Exercise inputs –
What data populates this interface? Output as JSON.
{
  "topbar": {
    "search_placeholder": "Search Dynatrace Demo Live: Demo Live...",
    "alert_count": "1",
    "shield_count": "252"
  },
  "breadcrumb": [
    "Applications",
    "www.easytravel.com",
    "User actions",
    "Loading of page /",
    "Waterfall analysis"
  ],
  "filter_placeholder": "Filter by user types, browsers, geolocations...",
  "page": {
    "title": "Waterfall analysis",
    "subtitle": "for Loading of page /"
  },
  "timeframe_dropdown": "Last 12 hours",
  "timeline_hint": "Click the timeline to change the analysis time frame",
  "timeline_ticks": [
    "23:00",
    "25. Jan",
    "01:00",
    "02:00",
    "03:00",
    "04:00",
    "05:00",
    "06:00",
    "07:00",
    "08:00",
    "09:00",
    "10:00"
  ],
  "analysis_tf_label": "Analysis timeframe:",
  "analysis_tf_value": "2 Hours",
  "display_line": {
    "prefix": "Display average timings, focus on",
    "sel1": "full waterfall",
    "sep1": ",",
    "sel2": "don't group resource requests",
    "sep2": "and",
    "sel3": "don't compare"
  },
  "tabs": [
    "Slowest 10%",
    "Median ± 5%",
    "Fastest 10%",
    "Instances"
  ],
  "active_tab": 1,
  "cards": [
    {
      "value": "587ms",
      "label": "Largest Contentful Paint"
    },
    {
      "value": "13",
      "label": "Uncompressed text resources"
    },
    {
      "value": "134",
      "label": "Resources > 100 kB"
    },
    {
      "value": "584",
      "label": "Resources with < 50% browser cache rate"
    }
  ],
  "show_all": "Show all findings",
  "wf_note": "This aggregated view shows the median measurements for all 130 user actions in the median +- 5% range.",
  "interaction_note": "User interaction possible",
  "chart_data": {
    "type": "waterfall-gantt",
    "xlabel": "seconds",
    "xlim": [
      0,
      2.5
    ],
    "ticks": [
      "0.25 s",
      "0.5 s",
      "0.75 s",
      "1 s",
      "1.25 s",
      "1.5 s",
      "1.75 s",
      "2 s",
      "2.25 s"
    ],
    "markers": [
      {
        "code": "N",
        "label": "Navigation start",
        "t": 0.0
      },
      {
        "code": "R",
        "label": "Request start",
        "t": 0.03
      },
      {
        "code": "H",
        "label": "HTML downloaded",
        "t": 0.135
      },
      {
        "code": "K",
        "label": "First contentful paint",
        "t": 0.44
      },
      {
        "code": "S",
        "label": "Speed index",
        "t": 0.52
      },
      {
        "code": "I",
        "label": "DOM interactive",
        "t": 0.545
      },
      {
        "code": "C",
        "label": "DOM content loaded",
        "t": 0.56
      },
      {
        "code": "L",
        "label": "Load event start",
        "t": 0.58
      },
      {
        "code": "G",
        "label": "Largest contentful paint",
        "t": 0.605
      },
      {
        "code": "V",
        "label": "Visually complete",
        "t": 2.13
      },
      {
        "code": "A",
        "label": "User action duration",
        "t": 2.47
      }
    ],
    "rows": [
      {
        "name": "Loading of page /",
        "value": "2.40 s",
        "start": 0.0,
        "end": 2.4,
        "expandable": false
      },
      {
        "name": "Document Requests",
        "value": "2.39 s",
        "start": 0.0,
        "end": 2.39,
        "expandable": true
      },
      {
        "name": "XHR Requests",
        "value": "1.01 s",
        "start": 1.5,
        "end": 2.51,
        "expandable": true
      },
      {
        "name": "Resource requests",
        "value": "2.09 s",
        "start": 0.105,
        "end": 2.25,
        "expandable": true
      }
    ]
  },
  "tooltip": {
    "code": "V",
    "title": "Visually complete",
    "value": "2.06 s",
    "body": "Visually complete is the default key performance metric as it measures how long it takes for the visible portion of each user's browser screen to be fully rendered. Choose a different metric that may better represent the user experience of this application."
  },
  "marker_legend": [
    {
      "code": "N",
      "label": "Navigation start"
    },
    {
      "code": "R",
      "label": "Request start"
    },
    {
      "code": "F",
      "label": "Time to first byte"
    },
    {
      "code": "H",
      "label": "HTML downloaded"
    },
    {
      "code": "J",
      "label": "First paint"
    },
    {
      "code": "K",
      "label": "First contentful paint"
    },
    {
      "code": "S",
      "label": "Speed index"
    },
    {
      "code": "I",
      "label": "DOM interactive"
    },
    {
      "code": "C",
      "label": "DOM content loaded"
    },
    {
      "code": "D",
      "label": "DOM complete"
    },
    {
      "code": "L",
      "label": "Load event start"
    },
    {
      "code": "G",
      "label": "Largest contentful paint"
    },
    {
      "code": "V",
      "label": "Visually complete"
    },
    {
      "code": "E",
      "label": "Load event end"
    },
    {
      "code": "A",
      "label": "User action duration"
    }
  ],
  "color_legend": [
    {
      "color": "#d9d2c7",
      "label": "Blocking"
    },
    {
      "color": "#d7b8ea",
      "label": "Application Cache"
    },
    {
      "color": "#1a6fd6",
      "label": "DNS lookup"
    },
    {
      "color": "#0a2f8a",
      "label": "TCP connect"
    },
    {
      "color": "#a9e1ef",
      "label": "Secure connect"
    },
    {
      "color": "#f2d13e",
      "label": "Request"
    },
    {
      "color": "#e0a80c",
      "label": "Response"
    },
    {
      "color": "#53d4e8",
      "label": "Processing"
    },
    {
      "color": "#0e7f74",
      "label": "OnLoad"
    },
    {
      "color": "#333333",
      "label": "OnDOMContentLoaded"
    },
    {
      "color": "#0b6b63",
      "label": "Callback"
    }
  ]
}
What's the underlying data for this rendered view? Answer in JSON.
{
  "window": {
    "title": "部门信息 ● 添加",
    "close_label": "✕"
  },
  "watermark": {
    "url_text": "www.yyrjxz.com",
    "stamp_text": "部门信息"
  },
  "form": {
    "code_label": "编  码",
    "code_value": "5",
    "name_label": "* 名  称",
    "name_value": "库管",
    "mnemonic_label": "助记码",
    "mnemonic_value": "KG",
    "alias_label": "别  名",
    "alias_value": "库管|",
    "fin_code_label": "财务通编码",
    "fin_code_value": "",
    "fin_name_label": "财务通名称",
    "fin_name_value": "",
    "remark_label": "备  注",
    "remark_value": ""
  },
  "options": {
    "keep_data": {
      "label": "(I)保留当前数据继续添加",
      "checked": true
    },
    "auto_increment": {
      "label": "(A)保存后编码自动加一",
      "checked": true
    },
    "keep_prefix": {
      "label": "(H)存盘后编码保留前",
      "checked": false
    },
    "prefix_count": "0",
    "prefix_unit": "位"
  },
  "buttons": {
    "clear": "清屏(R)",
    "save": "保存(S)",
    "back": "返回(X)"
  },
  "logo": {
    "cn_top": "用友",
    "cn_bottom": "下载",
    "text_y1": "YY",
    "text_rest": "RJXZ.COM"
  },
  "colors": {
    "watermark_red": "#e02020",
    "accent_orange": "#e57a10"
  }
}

Short exercise –
From the listing above, extract all records word for word.

Expected answer –
What data populates this interface? Output as JSON.
{
  "topbar": {
    "search_placeholder": "Search Dynatrace Demo Live: Demo Live...",
    "alert_count": "1",
    "shield_count": "252"
  },
  "breadcrumb": [
    "Applications",
    "www.easytravel.com",
    "User actions",
    "Loading of page /",
    "Waterfall analysis"
  ],
  "filter_placeholder": "Filter by user types, browsers, geolocations...",
  "page": {
    "title": "Waterfall analysis",
    "subtitle": "for Loading of page /"
  },
  "timeframe_dropdown": "Last 12 hours",
  "timeline_hint": "Click the timeline to change the analysis time frame",
  "timeline_ticks": [
    "23:00",
    "25. Jan",
    "01:00",
    "02:00",
    "03:00",
    "04:00",
    "05:00",
    "06:00",
    "07:00",
    "08:00",
    "09:00",
    "10:00"
  ],
  "analysis_tf_label": "Analysis timeframe:",
  "analysis_tf_value": "2 Hours",
  "display_line": {
    "prefix": "Display average timings, focus on",
    "sel1": "full waterfall",
    "sep1": ",",
    "sel2": "don't group resource requests",
    "sep2": "and",
    "sel3": "don't compare"
  },
  "tabs": [
    "Slowest 10%",
    "Median ± 5%",
    "Fastest 10%",
    "Instances"
  ],
  "active_tab": 1,
  "cards": [
    {
      "value": "587ms",
      "label": "Largest Contentful Paint"
    },
    {
      "value": "13",
      "label": "Uncompressed text resources"
    },
    {
      "value": "134",
      "label": "Resources > 100 kB"
    },
    {
      "value": "584",
      "label": "Resources with < 50% browser cache rate"
    }
  ],
  "show_all": "Show all findings",
  "wf_note": "This aggregated view shows the median measurements for all 130 user actions in the median +- 5% range.",
  "interaction_note": "User interaction possible",
  "chart_data": {
    "type": "waterfall-gantt",
    "xlabel": "seconds",
    "xlim": [
      0,
      2.5
    ],
    "ticks": [
      "0.25 s",
      "0.5 s",
      "0.75 s",
      "1 s",
      "1.25 s",
      "1.5 s",
      "1.75 s",
      "2 s",
      "2.25 s"
    ],
    "markers": [
      {
        "code": "N",
        "label": "Navigation start",
        "t": 0.0
      },
      {
        "code": "R",
        "label": "Request start",
        "t": 0.03
      },
      {
        "code": "H",
        "label": "HTML downloaded",
        "t": 0.135
      },
      {
        "code": "K",
        "label": "First contentful paint",
        "t": 0.44
      },
      {
        "code": "S",
        "label": "Speed index",
        "t": 0.52
      },
      {
        "code": "I",
        "label": "DOM interactive",
        "t": 0.545
      },
      {
        "code": "C",
        "label": "DOM content loaded",
        "t": 0.56
      },
      {
        "code": "L",
        "label": "Load event start",
        "t": 0.58
      },
      {
        "code": "G",
        "label": "Largest contentful paint",
        "t": 0.605
      },
      {
        "code": "V",
        "label": "Visually complete",
        "t": 2.13
      },
      {
        "code": "A",
        "label": "User action duration",
        "t": 2.47
      }
    ],
    "rows": [
      {
        "name": "Loading of page /",
        "value": "2.40 s",
        "start": 0.0,
        "end": 2.4,
        "expandable": false
      },
      {
        "name": "Document Requests",
        "value": "2.39 s",
        "start": 0.0,
        "end": 2.39,
        "expandable": true
      },
      {
        "name": "XHR Requests",
        "value": "1.01 s",
        "start": 1.5,
        "end": 2.51,
        "expandable": true
      },
      {
        "name": "Resource requests",
        "value": "2.09 s",
        "start": 0.105,
        "end": 2.25,
        "expandable": true
      }
    ]
  },
  "tooltip": {
    "code": "V",
    "title": "Visually complete",
    "value": "2.06 s",
    "body": "Visually complete is the default key performance metric as it measures how long it takes for the visible portion of each user's browser screen to be fully rendered. Choose a different metric that may better represent the user experience of this application."
  },
  "marker_legend": [
    {
      "code": "N",
      "label": "Navigation start"
    },
    {
      "code": "R",
      "label": "Request start"
    },
    {
      "code": "F",
      "label": "Time to first byte"
    },
    {
      "code": "H",
      "label": "HTML downloaded"
    },
    {
      "code": "J",
      "label": "First paint"
    },
    {
      "code": "K",
      "label": "First contentful paint"
    },
    {
      "code": "S",
      "label": "Speed index"
    },
    {
      "code": "I",
      "label": "DOM interactive"
    },
    {
      "code": "C",
      "label": "DOM content loaded"
    },
    {
      "code": "D",
      "label": "DOM complete"
    },
    {
      "code": "L",
      "label": "Load event start"
    },
    {
      "code": "G",
      "label": "Largest contentful paint"
    },
    {
      "code": "V",
      "label": "Visually complete"
    },
    {
      "code": "E",
      "label": "Load event end"
    },
    {
      "code": "A",
      "label": "User action duration"
    }
  ],
  "color_legend": [
    {
      "color": "#d9d2c7",
      "label": "Blocking"
    },
    {
      "color": "#d7b8ea",
      "label": "Application Cache"
    },
    {
      "color": "#1a6fd6",
      "label": "DNS lookup"
    },
    {
      "color": "#0a2f8a",
      "label": "TCP connect"
    },
    {
      "color": "#a9e1ef",
      "label": "Secure connect"
    },
    {
      "color": "#f2d13e",
      "label": "Request"
    },
    {
      "color": "#e0a80c",
      "label": "Response"
    },
    {
      "color": "#53d4e8",
      "label": "Processing"
    },
    {
      "color": "#0e7f74",
      "label": "OnLoad"
    },
    {
      "color": "#333333",
      "label": "OnDOMContentLoaded"
    },
    {
      "color": "#0b6b63",
      "label": "Callback"
    }
  ]
}
What's the underlying data for this rendered view? Answer in JSON.
{
  "window": {
    "title": "部门信息 ● 添加",
    "close_label": "✕"
  },
  "watermark": {
    "url_text": "www.yyrjxz.com",
    "stamp_text": "部门信息"
  },
  "form": {
    "code_label": "编  码",
    "code_value": "5",
    "name_label": "* 名  称",
    "name_value": "库管",
    "mnemonic_label": "助记码",
    "mnemonic_value": "KG",
    "alias_label": "别  名",
    "alias_value": "库管|",
    "fin_code_label": "财务通编码",
    "fin_code_value": "",
    "fin_name_label": "财务通名称",
    "fin_name_value": "",
    "remark_label": "备  注",
    "remark_value": ""
  },
  "options": {
    "keep_data": {
      "label": "(I)保留当前数据继续添加",
      "checked": true
    },
    "auto_increment": {
      "label": "(A)保存后编码自动加一",
      "checked": true
    },
    "keep_prefix": {
      "label": "(H)存盘后编码保留前",
      "checked": false
    },
    "prefix_count": "0",
    "prefix_unit": "位"
  },
  "buttons": {
    "clear": "清屏(R)",
    "save": "保存(S)",
    "back": "返回(X)"
  },
  "logo": {
    "cn_top": "用友",
    "cn_bottom": "下载",
    "text_y1": "YY",
    "text_rest": "RJXZ.COM"
  },
  "colors": {
    "watermark_red": "#e02020",
    "accent_orange": "#e57a10"
  }
}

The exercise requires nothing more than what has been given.